» What is being asked: Copy out every line of the items below verbatim, leaving out the pictures.

» Supplied information:
.....

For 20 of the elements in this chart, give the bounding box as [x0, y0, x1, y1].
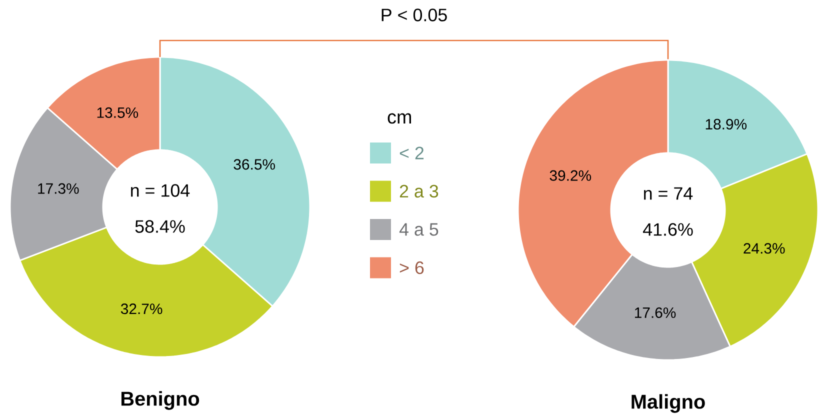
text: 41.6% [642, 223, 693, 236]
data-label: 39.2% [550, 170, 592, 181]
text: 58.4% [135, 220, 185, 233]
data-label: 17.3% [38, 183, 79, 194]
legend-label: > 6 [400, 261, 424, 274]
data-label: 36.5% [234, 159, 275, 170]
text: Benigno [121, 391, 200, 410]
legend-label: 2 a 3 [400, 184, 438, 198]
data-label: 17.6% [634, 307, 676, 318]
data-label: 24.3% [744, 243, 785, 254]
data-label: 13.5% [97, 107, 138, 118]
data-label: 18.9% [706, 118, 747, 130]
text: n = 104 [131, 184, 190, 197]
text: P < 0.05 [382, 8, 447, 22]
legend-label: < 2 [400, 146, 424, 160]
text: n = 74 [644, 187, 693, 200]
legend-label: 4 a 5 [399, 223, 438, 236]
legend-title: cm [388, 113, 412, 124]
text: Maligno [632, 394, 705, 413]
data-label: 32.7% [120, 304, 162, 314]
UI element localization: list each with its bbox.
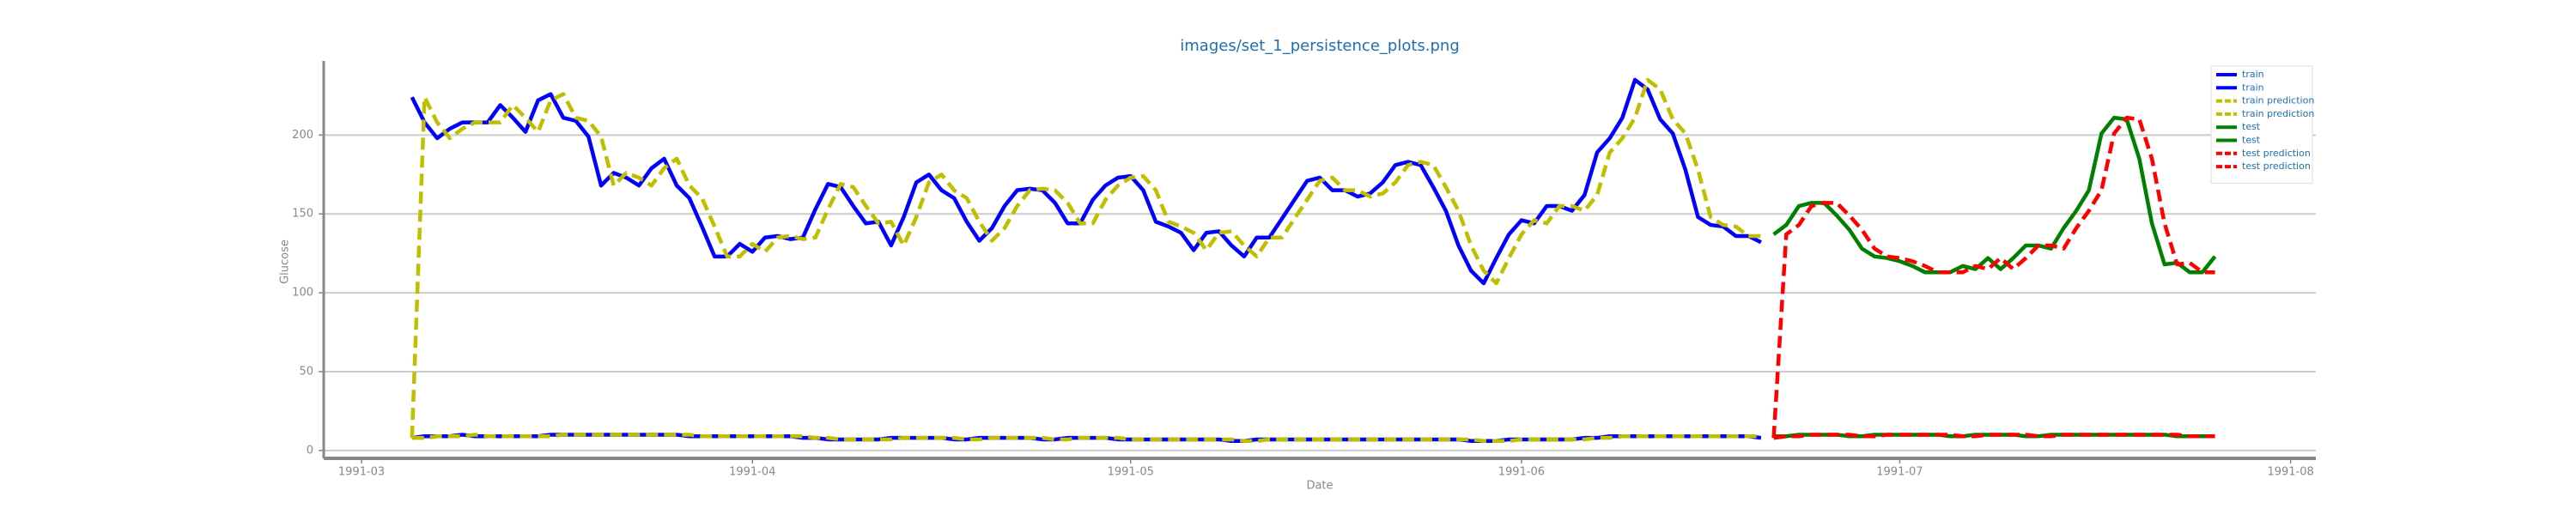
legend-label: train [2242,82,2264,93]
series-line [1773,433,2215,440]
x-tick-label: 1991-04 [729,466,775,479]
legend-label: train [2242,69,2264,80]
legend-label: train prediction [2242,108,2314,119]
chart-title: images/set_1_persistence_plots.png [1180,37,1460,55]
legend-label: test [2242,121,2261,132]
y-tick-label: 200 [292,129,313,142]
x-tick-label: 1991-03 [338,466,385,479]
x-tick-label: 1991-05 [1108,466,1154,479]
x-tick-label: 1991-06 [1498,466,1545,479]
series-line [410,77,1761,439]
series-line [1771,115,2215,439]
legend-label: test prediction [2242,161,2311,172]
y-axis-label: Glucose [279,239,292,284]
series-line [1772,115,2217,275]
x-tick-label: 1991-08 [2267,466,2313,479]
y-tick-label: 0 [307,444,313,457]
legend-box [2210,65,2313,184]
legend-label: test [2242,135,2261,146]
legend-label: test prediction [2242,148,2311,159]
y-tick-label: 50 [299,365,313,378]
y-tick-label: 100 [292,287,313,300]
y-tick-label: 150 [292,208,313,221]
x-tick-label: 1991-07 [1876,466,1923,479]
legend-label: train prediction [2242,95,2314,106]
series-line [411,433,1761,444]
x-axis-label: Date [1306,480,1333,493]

.....

» Written reply:
For 20 of the elements in this chart, give the bounding box as [x0, y0, x1, y1].
text: 41.6% [642, 223, 693, 236]
data-label: 39.2% [550, 170, 592, 181]
text: 58.4% [135, 220, 185, 233]
data-label: 17.3% [38, 183, 79, 194]
legend-label: > 6 [400, 261, 424, 274]
data-label: 36.5% [234, 159, 275, 170]
text: Benigno [121, 391, 200, 410]
legend-label: 2 a 3 [400, 184, 438, 198]
data-label: 17.6% [634, 307, 676, 318]
data-label: 24.3% [744, 243, 785, 254]
data-label: 13.5% [97, 107, 138, 118]
data-label: 18.9% [706, 118, 747, 130]
text: n = 104 [131, 184, 190, 197]
text: P < 0.05 [382, 8, 447, 22]
legend-label: < 2 [400, 146, 424, 160]
text: n = 74 [644, 187, 693, 200]
legend-label: 4 a 5 [399, 223, 438, 236]
legend-title: cm [388, 113, 412, 124]
text: Maligno [632, 394, 705, 413]
data-label: 32.7% [120, 304, 162, 314]
UI element localization: list each with its bbox.
legend-label: train [2242,82,2264,93]
series-line [1773,433,2215,440]
x-tick-label: 1991-04 [729,466,775,479]
legend-label: train [2242,69,2264,80]
legend-label: train prediction [2242,108,2314,119]
chart-title: images/set_1_persistence_plots.png [1180,37,1460,55]
legend-label: test [2242,121,2261,132]
y-tick-label: 200 [292,129,313,142]
x-tick-label: 1991-03 [338,466,385,479]
x-tick-label: 1991-05 [1108,466,1154,479]
x-tick-label: 1991-06 [1498,466,1545,479]
series-line [410,77,1761,439]
series-line [1771,115,2215,439]
legend-label: test prediction [2242,161,2311,172]
y-axis-label: Glucose [279,239,292,284]
series-line [1772,115,2217,275]
x-tick-label: 1991-08 [2267,466,2313,479]
y-tick-label: 0 [307,444,313,457]
legend-box [2210,65,2313,184]
legend-label: test [2242,135,2261,146]
legend-label: test prediction [2242,148,2311,159]
y-tick-label: 50 [299,365,313,378]
y-tick-label: 100 [292,287,313,300]
y-tick-label: 150 [292,208,313,221]
x-tick-label: 1991-07 [1876,466,1923,479]
legend-label: train prediction [2242,95,2314,106]
series-line [411,433,1761,444]
x-axis-label: Date [1306,480,1333,493]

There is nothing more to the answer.